Request:
All entries below are to be set down again, identical to the source.

(Data items)
▬▬▬

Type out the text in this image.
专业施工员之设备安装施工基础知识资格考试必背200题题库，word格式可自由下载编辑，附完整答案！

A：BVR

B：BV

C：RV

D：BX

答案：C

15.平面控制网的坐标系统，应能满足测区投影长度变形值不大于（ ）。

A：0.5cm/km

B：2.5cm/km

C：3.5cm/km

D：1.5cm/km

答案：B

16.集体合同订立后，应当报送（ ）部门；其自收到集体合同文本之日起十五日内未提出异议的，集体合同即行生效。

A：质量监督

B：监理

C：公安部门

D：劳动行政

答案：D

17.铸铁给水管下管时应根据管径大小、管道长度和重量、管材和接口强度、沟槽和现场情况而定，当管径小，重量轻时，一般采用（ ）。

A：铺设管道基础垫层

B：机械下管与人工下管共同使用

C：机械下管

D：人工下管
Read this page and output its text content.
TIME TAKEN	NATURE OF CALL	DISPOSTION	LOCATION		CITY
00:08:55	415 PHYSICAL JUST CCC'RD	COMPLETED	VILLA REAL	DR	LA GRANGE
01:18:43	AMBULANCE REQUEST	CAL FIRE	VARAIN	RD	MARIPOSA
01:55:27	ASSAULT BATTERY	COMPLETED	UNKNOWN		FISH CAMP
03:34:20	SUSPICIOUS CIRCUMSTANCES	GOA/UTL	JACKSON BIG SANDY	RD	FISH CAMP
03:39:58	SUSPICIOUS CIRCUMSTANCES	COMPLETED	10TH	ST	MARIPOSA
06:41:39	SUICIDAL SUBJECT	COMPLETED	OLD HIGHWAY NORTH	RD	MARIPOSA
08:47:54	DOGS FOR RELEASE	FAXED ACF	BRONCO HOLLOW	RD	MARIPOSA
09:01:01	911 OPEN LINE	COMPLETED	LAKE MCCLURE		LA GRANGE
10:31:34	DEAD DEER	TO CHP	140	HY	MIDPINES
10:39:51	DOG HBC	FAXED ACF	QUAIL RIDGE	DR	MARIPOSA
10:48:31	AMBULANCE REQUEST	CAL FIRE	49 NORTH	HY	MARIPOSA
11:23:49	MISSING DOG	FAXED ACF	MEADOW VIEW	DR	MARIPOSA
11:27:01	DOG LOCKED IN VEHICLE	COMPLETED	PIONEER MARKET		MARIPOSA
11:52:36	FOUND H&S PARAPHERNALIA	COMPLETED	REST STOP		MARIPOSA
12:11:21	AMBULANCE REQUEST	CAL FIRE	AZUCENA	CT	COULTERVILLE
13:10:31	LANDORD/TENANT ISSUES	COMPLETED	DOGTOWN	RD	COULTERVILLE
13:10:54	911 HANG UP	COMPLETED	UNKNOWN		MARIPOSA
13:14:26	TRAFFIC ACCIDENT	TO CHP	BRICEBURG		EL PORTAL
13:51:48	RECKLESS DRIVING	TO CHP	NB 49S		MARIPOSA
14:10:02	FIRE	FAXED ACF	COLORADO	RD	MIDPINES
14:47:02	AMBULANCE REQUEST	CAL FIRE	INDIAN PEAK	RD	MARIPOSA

▬▬▬

Output below:
Type out the text in this image.
专业施工员之设备安装施工基础知识资格考试必背200题题库，word格式可自由下载编辑，附完整答案！

A：BVR

B：BV

C：RV

D：BX

答案：C

15.平面控制网的坐标系统，应能满足测区投影长度变形值不大于（ ）。

A：0.5cm/km

B：2.5cm/km

C：3.5cm/km

D：1.5cm/km

答案：B

16.集体合同订立后，应当报送（ ）部门；其自收到集体合同文本之日起十五日内未提出异议的，集体合同即行生效。

A：质量监督

B：监理

C：公安部门

D：劳动行政

答案：D

17.铸铁给水管下管时应根据管径大小、管道长度和重量、管材和接口强度、沟槽和现场情况而定，当管径小，重量轻时，一般采用（ ）。

A：铺设管道基础垫层

B：机械下管与人工下管共同使用

C：机械下管

D：人工下管
Read this page and output its text content.
TIME TAKEN	NATURE OF CALL	DISPOSTION	LOCATION		CITY
00:08:55	415 PHYSICAL JUST CCC'RD	COMPLETED	VILLA REAL	DR	LA GRANGE
01:18:43	AMBULANCE REQUEST	CAL FIRE	VARAIN	RD	MARIPOSA
01:55:27	ASSAULT BATTERY	COMPLETED	UNKNOWN		FISH CAMP
03:34:20	SUSPICIOUS CIRCUMSTANCES	GOA/UTL	JACKSON BIG SANDY	RD	FISH CAMP
03:39:58	SUSPICIOUS CIRCUMSTANCES	COMPLETED	10TH	ST	MARIPOSA
06:41:39	SUICIDAL SUBJECT	COMPLETED	OLD HIGHWAY NORTH	RD	MARIPOSA
08:47:54	DOGS FOR RELEASE	FAXED ACF	BRONCO HOLLOW	RD	MARIPOSA
09:01:01	911 OPEN LINE	COMPLETED	LAKE MCCLURE		LA GRANGE
10:31:34	DEAD DEER	TO CHP	140	HY	MIDPINES
10:39:51	DOG HBC	FAXED ACF	QUAIL RIDGE	DR	MARIPOSA
10:48:31	AMBULANCE REQUEST	CAL FIRE	49 NORTH	HY	MARIPOSA
11:23:49	MISSING DOG	FAXED ACF	MEADOW VIEW	DR	MARIPOSA
11:27:01	DOG LOCKED IN VEHICLE	COMPLETED	PIONEER MARKET		MARIPOSA
11:52:36	FOUND H&S PARAPHERNALIA	COMPLETED	REST STOP		MARIPOSA
12:11:21	AMBULANCE REQUEST	CAL FIRE	AZUCENA	CT	COULTERVILLE
13:10:31	LANDORD/TENANT ISSUES	COMPLETED	DOGTOWN	RD	COULTERVILLE
13:10:54	911 HANG UP	COMPLETED	UNKNOWN		MARIPOSA
13:14:26	TRAFFIC ACCIDENT	TO CHP	BRICEBURG		EL PORTAL
13:51:48	RECKLESS DRIVING	TO CHP	NB 49S		MARIPOSA
14:10:02	FIRE	FAXED ACF	COLORADO	RD	MIDPINES
14:47:02	AMBULANCE REQUEST	CAL FIRE	INDIAN PEAK	RD	MARIPOSA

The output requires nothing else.